= Task requirements =
Give only the number of lines in the data that include the string "是可以合并的二次根式".
** Start **
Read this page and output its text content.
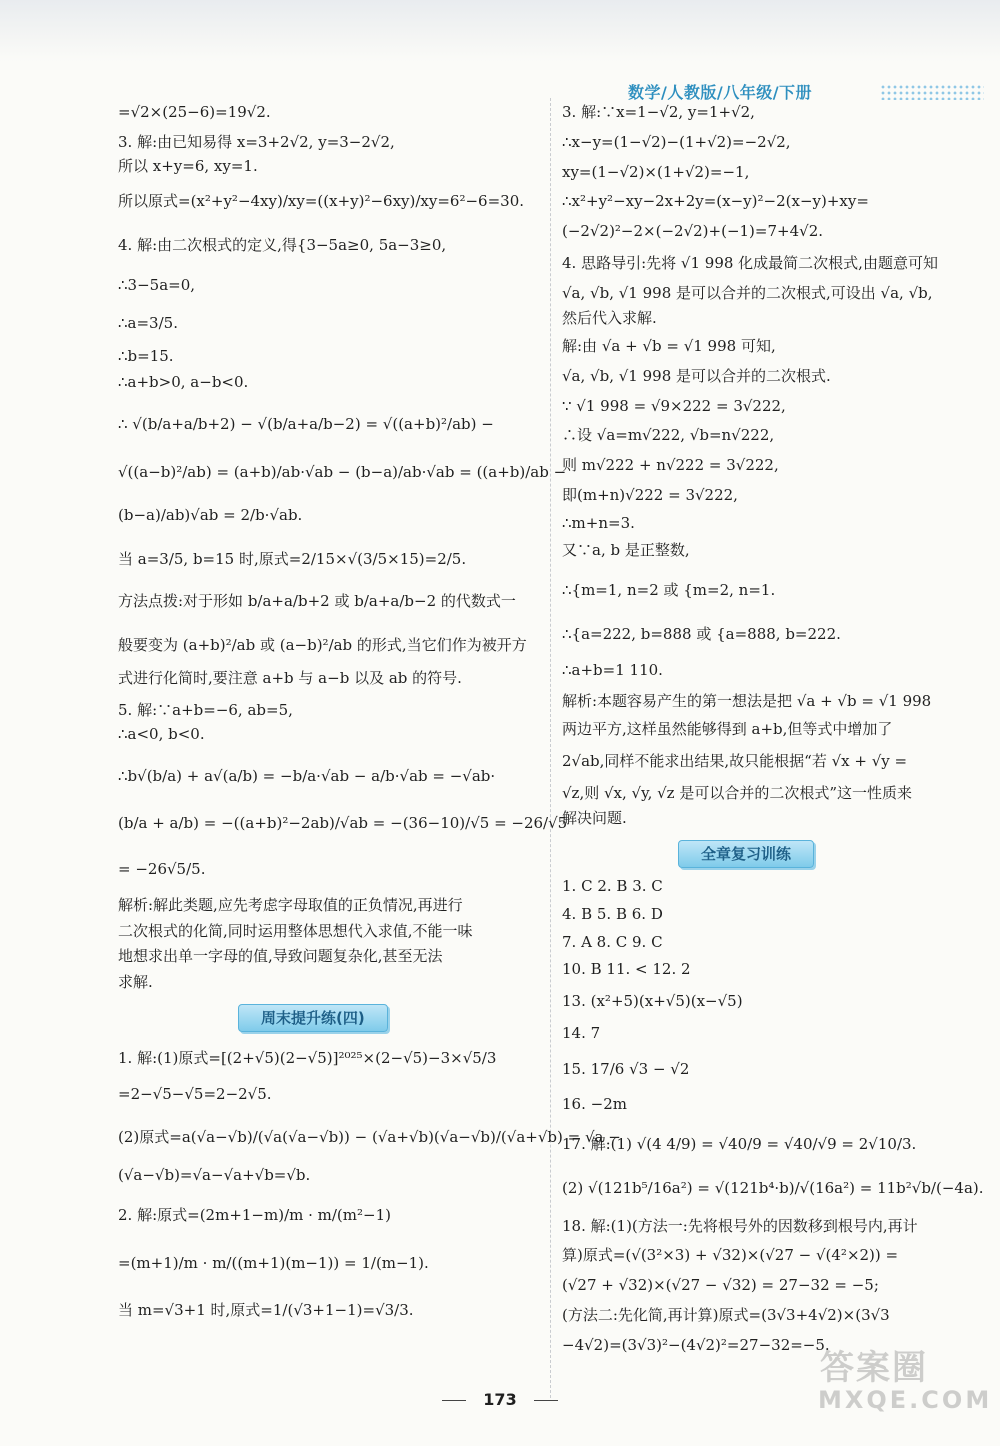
数学/人教版/八年级/下册

=√2×(25−6)=19√2.

3. 解:由已知易得 x=3+2√2, y=3−2√2,

所以 x+y=6, xy=1.

所以原式=(x²+y²−4xy)/xy=((x+y)²−6xy)/xy=6²−6=30.

4. 解:由二次根式的定义,得{3−5a≥0, 5a−3≥0,

∴3−5a=0,

∴a=3/5.

∴b=15.

∴a+b>0, a−b<0.

∴ √(b/a+a/b+2) − √(b/a+a/b−2) = √((a+b)²/ab) −

√((a−b)²/ab) = (a+b)/ab·√ab − (b−a)/ab·√ab = ((a+b)/ab −

(b−a)/ab)√ab = 2/b·√ab.

当 a=3/5, b=15 时,原式=2/15×√(3/5×15)=2/5.

方法点拨:对于形如 b/a+a/b+2 或 b/a+a/b−2 的代数式一

般要变为 (a+b)²/ab 或 (a−b)²/ab 的形式,当它们作为被开方

式进行化简时,要注意 a+b 与 a−b 以及 ab 的符号.

5. 解:∵a+b=−6, ab=5,

∴a<0, b<0.

∴b√(b/a) + a√(a/b) = −b/a·√ab − a/b·√ab = −√ab·

(b/a + a/b) = −((a+b)²−2ab)/√ab = −(36−10)/√5 = −26/√5

= −26√5/5.

解析:解此类题,应先考虑字母取值的正负情况,再进行

二次根式的化简,同时运用整体思想代入求值,不能一味

地想求出单一字母的值,导致问题复杂化,甚至无法

求解.

周末提升练(四)

1. 解:(1)原式=[(2+√5)(2−√5)]²⁰²⁵×(2−√5)−3×√5/3

=2−√5−√5=2−2√5.

(2)原式=a(√a−√b)/(√a(√a−√b)) − (√a+√b)(√a−√b)/(√a+√b) = √a −

(√a−√b)=√a−√a+√b=√b.

2. 解:原式=(2m+1−m)/m · m/(m²−1)

=(m+1)/m · m/((m+1)(m−1)) = 1/(m−1).

当 m=√3+1 时,原式=1/(√3+1−1)=√3/3.

3. 解:∵x=1−√2, y=1+√2,

∴x−y=(1−√2)−(1+√2)=−2√2,

xy=(1−√2)×(1+√2)=−1,

∴x²+y²−xy−2x+2y=(x−y)²−2(x−y)+xy=

(−2√2)²−2×(−2√2)+(−1)=7+4√2.

4. 思路导引:先将 √1 998 化成最简二次根式,由题意可知

√a, √b, √1 998 是可以合并的二次根式,可设出 √a, √b,

然后代入求解.

解:由 √a + √b = √1 998 可知,

√a, √b, √1 998 是可以合并的二次根式.

∵ √1 998 = √9×222 = 3√222,

∴设 √a=m√222, √b=n√222,

则 m√222 + n√222 = 3√222,

即(m+n)√222 = 3√222,

∴m+n=3.

又∵a, b 是正整数,

∴{m=1, n=2 或 {m=2, n=1.

∴{a=222, b=888 或 {a=888, b=222.

∴a+b=1 110.

解析:本题容易产生的第一想法是把 √a + √b = √1 998

两边平方,这样虽然能够得到 a+b,但等式中增加了

2√ab,同样不能求出结果,故只能根据“若 √x + √y =

√z,则 √x, √y, √z 是可以合并的二次根式”这一性质来

解决问题.

全章复习训练

1. C 2. B 3. C

4. B 5. B 6. D

7. A 8. C 9. C

10. B 11. < 12. 2

13. (x²+5)(x+√5)(x−√5)

14. 7

15. 17/6 √3 − √2

16. −2m

17. 解:(1) √(4 4/9) = √40/9 = √40/√9 = 2√10/3.

(2) √(121b⁵/16a²) = √(121b⁴·b)/√(16a²) = 11b²√b/(−4a).

18. 解:(1)(方法一:先将根号外的因数移到根号内,再计

算)原式=(√(3²×3) + √32)×(√27 − √(4²×2)) =

(√27 + √32)×(√27 − √32) = 27−32 = −5;

(方法二:先化简,再计算)原式=(3√3+4√2)×(3√3

−4√2)=(3√3)²−(4√2)²=27−32=−5.

173
答案圈
MXQE.COM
** End **
= Finished answer =
3